_DATA SHOWN_
★ ★ ★ ★ ★

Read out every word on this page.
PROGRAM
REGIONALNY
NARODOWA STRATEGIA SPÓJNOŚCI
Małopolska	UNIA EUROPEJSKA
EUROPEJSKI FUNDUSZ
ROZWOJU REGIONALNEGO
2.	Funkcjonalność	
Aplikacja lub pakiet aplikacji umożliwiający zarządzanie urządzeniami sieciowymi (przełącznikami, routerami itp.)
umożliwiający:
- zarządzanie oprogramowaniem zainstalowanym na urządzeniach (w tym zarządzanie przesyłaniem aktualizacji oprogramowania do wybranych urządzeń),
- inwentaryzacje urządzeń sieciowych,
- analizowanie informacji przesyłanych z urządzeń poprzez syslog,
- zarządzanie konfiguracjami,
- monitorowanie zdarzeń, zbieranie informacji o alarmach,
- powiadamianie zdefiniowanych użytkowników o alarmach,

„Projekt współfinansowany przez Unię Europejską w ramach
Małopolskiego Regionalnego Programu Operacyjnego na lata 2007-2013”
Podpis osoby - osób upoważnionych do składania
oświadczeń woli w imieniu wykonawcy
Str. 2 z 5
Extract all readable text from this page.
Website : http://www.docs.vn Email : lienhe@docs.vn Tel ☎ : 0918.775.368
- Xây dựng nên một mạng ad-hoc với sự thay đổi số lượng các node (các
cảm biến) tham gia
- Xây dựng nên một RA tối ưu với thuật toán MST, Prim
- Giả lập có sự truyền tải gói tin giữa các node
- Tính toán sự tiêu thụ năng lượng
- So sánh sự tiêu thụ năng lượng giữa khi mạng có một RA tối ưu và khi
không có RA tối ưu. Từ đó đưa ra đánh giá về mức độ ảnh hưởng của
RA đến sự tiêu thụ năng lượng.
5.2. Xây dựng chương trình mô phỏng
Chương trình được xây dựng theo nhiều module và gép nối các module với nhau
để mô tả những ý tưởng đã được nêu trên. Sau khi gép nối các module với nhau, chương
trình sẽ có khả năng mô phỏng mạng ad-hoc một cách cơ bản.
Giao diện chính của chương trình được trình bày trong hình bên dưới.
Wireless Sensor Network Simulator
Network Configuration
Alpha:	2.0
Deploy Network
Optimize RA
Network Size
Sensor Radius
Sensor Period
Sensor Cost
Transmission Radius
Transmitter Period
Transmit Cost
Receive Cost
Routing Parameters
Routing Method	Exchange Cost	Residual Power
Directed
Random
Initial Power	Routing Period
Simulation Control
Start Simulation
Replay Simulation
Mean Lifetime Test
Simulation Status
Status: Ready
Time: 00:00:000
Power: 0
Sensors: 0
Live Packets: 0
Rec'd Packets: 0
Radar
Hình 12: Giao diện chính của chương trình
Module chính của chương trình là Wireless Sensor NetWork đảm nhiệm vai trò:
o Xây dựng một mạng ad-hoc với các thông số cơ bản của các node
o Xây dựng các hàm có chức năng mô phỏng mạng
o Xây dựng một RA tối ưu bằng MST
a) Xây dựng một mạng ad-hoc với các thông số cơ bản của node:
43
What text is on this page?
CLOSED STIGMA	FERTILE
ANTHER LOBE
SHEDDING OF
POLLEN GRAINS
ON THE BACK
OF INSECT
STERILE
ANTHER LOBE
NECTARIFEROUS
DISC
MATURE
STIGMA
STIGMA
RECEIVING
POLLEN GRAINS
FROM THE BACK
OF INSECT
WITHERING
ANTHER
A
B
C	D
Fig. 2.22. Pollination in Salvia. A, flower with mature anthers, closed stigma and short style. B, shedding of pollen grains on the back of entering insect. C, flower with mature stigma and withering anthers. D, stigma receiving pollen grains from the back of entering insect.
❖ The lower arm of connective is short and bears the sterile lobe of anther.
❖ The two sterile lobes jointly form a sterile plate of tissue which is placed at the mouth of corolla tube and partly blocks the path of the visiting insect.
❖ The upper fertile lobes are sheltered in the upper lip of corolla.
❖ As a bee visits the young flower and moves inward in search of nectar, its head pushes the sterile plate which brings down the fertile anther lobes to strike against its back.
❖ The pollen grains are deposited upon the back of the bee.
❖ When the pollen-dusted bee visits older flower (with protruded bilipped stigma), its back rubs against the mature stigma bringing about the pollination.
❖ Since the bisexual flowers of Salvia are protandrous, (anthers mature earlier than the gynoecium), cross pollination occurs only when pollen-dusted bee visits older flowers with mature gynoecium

★ ★ ★ ★ ★

_SET EXERCISE_
Pull every line containing "Power" out of the records.

_RESULT FOR THIS TASK_
Routing Method	Exchange Cost	Residual Power
Initial Power	Routing Period
Power: 0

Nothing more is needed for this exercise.